SUPPLIED ENTRIES:

============

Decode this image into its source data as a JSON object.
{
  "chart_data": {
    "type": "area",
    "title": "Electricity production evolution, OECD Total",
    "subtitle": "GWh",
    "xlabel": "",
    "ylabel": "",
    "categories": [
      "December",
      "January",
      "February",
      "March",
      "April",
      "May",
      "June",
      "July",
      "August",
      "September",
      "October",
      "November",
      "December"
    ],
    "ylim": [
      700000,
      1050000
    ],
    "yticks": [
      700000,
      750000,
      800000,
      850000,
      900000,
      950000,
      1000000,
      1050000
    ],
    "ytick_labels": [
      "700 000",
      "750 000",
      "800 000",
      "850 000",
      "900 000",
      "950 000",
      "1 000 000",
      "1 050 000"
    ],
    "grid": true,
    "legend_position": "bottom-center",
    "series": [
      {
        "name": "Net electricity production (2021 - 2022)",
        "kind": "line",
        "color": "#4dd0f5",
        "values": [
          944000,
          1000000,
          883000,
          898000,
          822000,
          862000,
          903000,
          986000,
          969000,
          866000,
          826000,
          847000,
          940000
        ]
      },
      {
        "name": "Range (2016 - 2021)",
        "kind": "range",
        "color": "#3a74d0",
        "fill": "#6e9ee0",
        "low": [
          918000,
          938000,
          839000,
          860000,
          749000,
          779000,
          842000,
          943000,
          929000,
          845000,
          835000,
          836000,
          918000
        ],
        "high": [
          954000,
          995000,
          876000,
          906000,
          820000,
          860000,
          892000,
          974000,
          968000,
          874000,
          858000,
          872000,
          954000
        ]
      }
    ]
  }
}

============

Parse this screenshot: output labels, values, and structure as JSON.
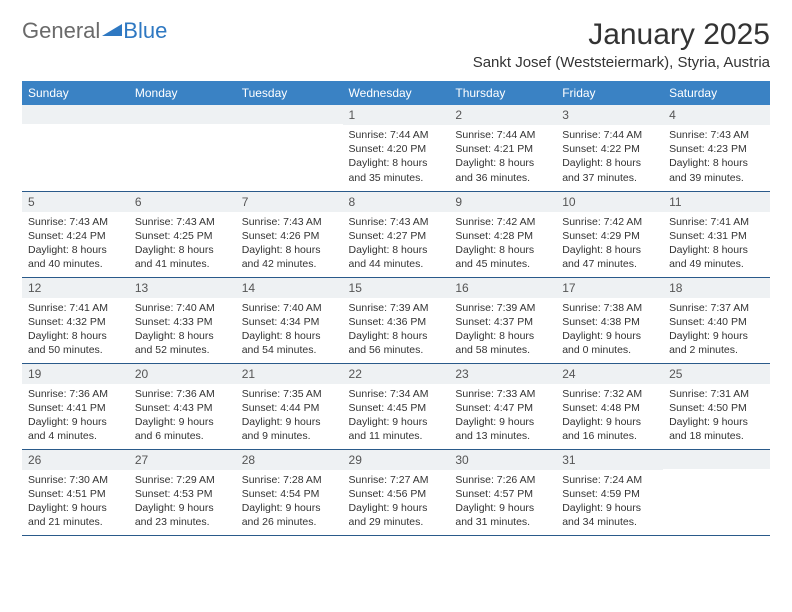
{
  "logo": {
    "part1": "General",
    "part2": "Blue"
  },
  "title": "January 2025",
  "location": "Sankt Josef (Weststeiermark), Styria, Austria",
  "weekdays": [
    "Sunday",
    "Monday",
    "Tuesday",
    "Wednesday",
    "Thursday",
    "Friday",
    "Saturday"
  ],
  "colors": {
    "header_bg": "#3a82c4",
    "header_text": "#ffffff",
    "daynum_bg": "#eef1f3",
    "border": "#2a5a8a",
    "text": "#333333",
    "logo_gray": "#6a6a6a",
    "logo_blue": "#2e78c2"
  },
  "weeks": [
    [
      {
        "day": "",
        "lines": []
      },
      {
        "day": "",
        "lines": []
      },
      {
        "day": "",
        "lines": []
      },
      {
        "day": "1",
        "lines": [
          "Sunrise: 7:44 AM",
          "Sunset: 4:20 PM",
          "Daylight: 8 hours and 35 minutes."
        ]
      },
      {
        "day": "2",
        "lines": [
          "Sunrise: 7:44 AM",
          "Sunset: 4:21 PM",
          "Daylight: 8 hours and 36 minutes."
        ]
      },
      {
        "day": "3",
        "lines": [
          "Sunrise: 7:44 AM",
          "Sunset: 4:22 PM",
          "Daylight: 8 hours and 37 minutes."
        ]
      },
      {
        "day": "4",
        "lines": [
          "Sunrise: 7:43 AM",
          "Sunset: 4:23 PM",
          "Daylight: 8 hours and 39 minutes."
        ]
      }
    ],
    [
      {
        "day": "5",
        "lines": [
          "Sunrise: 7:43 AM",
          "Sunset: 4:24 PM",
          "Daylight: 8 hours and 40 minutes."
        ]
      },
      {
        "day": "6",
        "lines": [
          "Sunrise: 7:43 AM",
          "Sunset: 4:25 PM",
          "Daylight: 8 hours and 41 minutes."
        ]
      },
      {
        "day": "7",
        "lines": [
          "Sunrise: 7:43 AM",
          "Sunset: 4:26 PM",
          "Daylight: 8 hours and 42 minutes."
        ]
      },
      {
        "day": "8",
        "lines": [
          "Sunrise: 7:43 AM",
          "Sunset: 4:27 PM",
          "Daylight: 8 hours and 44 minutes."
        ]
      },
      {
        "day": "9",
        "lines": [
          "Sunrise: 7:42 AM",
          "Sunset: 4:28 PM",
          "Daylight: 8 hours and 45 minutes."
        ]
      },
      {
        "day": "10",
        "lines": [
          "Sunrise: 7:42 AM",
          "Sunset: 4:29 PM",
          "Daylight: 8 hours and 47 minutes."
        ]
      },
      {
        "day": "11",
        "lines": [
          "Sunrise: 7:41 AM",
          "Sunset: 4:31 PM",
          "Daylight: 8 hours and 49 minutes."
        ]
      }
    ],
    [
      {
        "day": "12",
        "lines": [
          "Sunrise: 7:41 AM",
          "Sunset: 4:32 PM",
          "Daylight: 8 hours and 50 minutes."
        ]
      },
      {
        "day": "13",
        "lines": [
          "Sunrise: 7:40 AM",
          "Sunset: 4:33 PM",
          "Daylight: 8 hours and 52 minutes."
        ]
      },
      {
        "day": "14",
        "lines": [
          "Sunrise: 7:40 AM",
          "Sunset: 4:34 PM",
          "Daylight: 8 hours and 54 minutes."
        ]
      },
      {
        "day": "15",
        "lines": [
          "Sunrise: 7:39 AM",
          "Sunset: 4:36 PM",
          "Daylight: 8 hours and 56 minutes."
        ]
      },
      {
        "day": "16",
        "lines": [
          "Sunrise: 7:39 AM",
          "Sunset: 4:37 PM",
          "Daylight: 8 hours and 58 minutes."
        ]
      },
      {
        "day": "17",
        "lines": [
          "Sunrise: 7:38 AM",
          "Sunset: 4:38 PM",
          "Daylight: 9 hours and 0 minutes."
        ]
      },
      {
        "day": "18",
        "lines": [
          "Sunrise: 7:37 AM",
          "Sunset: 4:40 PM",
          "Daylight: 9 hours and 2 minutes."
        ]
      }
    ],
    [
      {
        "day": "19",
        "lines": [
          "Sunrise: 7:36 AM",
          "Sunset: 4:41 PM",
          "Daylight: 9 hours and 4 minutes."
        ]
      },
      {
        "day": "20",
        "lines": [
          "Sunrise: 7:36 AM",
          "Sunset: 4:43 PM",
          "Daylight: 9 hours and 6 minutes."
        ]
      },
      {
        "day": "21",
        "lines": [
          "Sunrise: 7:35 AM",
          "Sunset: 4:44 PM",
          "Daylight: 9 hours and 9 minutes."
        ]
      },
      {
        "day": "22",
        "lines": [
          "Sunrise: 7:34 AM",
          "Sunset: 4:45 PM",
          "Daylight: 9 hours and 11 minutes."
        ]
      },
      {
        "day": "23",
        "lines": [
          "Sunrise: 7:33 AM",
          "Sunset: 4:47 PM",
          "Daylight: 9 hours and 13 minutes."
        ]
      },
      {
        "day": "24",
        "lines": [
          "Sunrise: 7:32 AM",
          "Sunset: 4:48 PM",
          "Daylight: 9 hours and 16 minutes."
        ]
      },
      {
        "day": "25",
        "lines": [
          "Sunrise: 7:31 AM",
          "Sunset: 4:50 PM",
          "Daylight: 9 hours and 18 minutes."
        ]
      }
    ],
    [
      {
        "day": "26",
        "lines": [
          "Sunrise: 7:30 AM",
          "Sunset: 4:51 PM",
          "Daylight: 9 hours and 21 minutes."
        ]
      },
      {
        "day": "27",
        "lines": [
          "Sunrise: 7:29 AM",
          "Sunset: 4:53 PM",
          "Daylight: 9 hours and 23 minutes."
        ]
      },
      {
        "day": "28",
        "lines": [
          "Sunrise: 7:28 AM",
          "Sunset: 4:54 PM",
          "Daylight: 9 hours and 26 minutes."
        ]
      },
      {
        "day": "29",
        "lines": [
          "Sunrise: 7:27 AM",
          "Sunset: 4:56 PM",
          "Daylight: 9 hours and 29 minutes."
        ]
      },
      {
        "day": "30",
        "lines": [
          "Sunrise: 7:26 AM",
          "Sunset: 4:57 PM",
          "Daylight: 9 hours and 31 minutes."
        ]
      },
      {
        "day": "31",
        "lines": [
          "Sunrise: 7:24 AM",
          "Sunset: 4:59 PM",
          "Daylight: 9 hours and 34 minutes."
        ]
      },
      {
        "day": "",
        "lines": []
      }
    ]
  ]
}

============

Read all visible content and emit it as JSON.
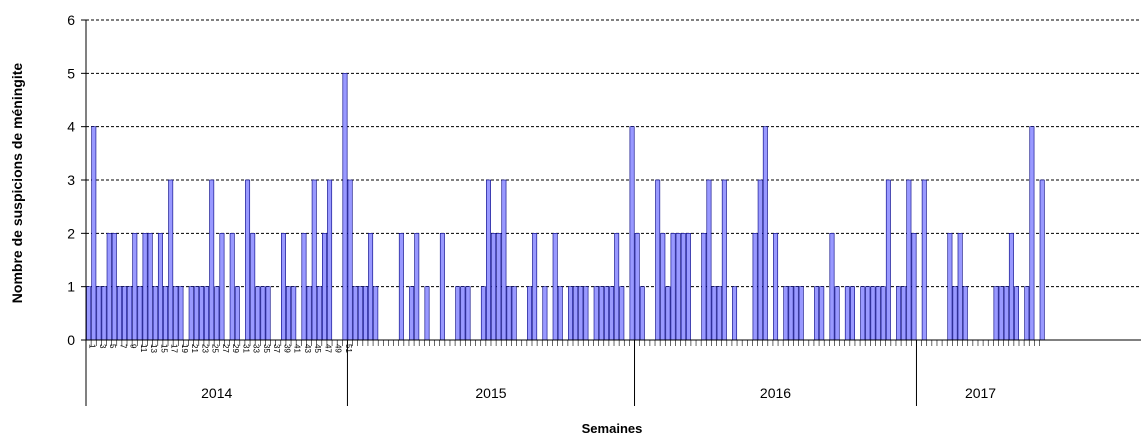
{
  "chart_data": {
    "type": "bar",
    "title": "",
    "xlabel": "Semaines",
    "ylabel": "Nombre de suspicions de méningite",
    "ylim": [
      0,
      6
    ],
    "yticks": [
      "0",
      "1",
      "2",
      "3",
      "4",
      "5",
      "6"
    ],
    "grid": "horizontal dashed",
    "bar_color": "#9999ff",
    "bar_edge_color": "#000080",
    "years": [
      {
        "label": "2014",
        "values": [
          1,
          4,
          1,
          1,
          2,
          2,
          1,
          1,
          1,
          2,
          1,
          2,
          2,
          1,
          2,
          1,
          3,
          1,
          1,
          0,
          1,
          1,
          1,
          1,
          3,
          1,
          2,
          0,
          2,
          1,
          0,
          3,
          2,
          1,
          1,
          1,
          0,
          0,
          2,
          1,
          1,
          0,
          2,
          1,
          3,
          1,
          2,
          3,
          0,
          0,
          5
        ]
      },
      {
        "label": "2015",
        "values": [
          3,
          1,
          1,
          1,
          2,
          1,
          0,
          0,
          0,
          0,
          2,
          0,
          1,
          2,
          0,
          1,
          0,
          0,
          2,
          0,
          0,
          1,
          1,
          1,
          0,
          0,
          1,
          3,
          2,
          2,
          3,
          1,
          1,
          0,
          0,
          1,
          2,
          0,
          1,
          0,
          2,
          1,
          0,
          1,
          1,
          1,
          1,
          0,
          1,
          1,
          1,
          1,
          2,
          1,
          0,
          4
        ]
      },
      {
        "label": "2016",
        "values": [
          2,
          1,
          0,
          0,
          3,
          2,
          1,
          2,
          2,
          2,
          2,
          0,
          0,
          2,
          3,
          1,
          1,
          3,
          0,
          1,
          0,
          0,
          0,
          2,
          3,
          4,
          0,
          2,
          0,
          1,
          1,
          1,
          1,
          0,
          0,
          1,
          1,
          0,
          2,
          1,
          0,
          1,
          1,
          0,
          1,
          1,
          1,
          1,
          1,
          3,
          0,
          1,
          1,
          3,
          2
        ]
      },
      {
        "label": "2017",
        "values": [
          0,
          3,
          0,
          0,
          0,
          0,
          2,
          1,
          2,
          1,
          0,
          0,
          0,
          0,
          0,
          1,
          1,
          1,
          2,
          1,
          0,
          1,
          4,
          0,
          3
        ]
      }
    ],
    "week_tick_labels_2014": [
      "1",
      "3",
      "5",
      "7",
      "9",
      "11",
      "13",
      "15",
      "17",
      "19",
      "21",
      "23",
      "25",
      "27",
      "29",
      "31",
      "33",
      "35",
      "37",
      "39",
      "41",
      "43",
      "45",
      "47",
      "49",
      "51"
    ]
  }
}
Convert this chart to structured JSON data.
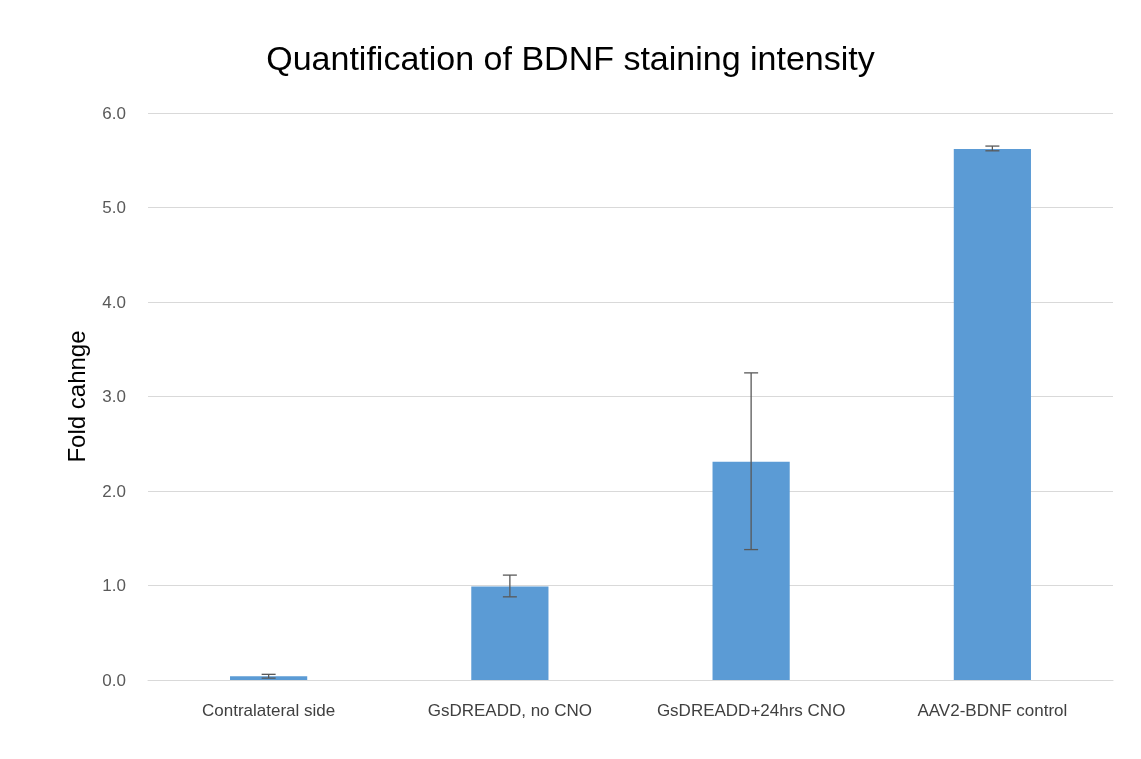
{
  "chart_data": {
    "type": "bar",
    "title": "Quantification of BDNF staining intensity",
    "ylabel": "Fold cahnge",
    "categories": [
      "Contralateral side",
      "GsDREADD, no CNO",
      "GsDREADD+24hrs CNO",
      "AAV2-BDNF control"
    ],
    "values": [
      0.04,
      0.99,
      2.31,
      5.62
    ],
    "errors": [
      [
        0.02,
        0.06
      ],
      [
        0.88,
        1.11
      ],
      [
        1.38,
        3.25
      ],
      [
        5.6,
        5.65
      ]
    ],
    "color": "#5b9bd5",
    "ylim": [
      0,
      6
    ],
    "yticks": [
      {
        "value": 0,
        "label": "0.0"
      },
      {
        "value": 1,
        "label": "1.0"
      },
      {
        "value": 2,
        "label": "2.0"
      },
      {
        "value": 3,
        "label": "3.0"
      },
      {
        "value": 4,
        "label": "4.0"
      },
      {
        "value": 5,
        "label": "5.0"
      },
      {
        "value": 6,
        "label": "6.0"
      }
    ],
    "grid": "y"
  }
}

============

DIRECTIONS:
List every line from the entries above in which "ylabel" appears.

FULL SOLUTION:
    "ylabel": "",
    "ylabel": "Nombre de suspicions de méningite",
    "ylabel": "Fold cahnge",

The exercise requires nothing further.